:: What is required ::
Repeat the whole of the data, keeping every detail the same.

--- start ---

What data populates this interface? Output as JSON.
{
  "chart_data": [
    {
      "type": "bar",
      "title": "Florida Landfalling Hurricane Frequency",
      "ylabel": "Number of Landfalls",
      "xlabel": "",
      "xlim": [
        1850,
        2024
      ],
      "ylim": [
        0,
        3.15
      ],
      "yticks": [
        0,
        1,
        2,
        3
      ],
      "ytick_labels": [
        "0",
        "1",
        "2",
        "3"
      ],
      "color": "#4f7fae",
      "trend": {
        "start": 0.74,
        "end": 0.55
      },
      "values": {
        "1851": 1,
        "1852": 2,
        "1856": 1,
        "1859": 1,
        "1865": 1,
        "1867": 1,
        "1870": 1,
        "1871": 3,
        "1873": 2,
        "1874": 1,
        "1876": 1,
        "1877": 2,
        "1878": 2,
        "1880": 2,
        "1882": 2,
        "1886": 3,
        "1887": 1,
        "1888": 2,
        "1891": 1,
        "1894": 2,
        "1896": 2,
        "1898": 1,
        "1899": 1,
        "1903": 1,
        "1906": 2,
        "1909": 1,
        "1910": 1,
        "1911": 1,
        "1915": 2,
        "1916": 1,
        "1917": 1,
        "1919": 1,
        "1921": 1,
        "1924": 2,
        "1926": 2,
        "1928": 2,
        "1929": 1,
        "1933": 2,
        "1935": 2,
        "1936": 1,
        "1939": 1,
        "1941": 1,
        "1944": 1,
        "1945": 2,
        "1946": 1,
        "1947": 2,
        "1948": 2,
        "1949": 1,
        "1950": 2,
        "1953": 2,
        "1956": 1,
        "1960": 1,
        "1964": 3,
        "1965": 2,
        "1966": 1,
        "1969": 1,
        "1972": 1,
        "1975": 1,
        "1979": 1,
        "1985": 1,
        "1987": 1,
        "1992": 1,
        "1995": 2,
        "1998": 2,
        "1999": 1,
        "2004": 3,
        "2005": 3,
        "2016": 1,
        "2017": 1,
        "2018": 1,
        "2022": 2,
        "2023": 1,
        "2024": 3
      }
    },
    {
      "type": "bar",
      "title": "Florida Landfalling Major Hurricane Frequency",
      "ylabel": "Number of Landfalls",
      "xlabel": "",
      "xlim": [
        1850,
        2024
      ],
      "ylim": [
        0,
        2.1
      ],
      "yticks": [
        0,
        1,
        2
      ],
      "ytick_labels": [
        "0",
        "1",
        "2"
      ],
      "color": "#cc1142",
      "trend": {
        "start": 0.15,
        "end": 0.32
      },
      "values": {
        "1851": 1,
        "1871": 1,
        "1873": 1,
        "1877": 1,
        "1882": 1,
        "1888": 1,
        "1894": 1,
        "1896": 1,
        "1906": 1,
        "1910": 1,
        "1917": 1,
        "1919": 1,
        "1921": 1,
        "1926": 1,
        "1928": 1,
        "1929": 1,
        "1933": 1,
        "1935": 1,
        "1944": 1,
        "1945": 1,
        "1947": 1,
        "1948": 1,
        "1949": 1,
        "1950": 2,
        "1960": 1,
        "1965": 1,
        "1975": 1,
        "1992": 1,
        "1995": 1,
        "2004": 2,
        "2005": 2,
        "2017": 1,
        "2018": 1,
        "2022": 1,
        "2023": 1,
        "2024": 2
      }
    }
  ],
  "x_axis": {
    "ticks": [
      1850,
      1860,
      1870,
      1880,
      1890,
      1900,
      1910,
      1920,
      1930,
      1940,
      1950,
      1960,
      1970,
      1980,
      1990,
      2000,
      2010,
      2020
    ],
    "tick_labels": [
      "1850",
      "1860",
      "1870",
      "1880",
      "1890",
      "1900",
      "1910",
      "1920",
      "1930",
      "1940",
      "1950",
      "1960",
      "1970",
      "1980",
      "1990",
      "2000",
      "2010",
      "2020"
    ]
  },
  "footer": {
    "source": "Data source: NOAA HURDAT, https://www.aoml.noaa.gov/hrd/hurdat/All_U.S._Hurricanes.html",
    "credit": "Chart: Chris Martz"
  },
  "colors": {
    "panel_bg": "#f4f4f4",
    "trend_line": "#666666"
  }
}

--- end ---

:: Written reply ::
What data populates this interface? Output as JSON.
{
  "chart_data": [
    {
      "type": "bar",
      "title": "Florida Landfalling Hurricane Frequency",
      "ylabel": "Number of Landfalls",
      "xlabel": "",
      "xlim": [
        1850,
        2024
      ],
      "ylim": [
        0,
        3.15
      ],
      "yticks": [
        0,
        1,
        2,
        3
      ],
      "ytick_labels": [
        "0",
        "1",
        "2",
        "3"
      ],
      "color": "#4f7fae",
      "trend": {
        "start": 0.74,
        "end": 0.55
      },
      "values": {
        "1851": 1,
        "1852": 2,
        "1856": 1,
        "1859": 1,
        "1865": 1,
        "1867": 1,
        "1870": 1,
        "1871": 3,
        "1873": 2,
        "1874": 1,
        "1876": 1,
        "1877": 2,
        "1878": 2,
        "1880": 2,
        "1882": 2,
        "1886": 3,
        "1887": 1,
        "1888": 2,
        "1891": 1,
        "1894": 2,
        "1896": 2,
        "1898": 1,
        "1899": 1,
        "1903": 1,
        "1906": 2,
        "1909": 1,
        "1910": 1,
        "1911": 1,
        "1915": 2,
        "1916": 1,
        "1917": 1,
        "1919": 1,
        "1921": 1,
        "1924": 2,
        "1926": 2,
        "1928": 2,
        "1929": 1,
        "1933": 2,
        "1935": 2,
        "1936": 1,
        "1939": 1,
        "1941": 1,
        "1944": 1,
        "1945": 2,
        "1946": 1,
        "1947": 2,
        "1948": 2,
        "1949": 1,
        "1950": 2,
        "1953": 2,
        "1956": 1,
        "1960": 1,
        "1964": 3,
        "1965": 2,
        "1966": 1,
        "1969": 1,
        "1972": 1,
        "1975": 1,
        "1979": 1,
        "1985": 1,
        "1987": 1,
        "1992": 1,
        "1995": 2,
        "1998": 2,
        "1999": 1,
        "2004": 3,
        "2005": 3,
        "2016": 1,
        "2017": 1,
        "2018": 1,
        "2022": 2,
        "2023": 1,
        "2024": 3
      }
    },
    {
      "type": "bar",
      "title": "Florida Landfalling Major Hurricane Frequency",
      "ylabel": "Number of Landfalls",
      "xlabel": "",
      "xlim": [
        1850,
        2024
      ],
      "ylim": [
        0,
        2.1
      ],
      "yticks": [
        0,
        1,
        2
      ],
      "ytick_labels": [
        "0",
        "1",
        "2"
      ],
      "color": "#cc1142",
      "trend": {
        "start": 0.15,
        "end": 0.32
      },
      "values": {
        "1851": 1,
        "1871": 1,
        "1873": 1,
        "1877": 1,
        "1882": 1,
        "1888": 1,
        "1894": 1,
        "1896": 1,
        "1906": 1,
        "1910": 1,
        "1917": 1,
        "1919": 1,
        "1921": 1,
        "1926": 1,
        "1928": 1,
        "1929": 1,
        "1933": 1,
        "1935": 1,
        "1944": 1,
        "1945": 1,
        "1947": 1,
        "1948": 1,
        "1949": 1,
        "1950": 2,
        "1960": 1,
        "1965": 1,
        "1975": 1,
        "1992": 1,
        "1995": 1,
        "2004": 2,
        "2005": 2,
        "2017": 1,
        "2018": 1,
        "2022": 1,
        "2023": 1,
        "2024": 2
      }
    }
  ],
  "x_axis": {
    "ticks": [
      1850,
      1860,
      1870,
      1880,
      1890,
      1900,
      1910,
      1920,
      1930,
      1940,
      1950,
      1960,
      1970,
      1980,
      1990,
      2000,
      2010,
      2020
    ],
    "tick_labels": [
      "1850",
      "1860",
      "1870",
      "1880",
      "1890",
      "1900",
      "1910",
      "1920",
      "1930",
      "1940",
      "1950",
      "1960",
      "1970",
      "1980",
      "1990",
      "2000",
      "2010",
      "2020"
    ]
  },
  "footer": {
    "source": "Data source: NOAA HURDAT, https://www.aoml.noaa.gov/hrd/hurdat/All_U.S._Hurricanes.html",
    "credit": "Chart: Chris Martz"
  },
  "colors": {
    "panel_bg": "#f4f4f4",
    "trend_line": "#666666"
  }
}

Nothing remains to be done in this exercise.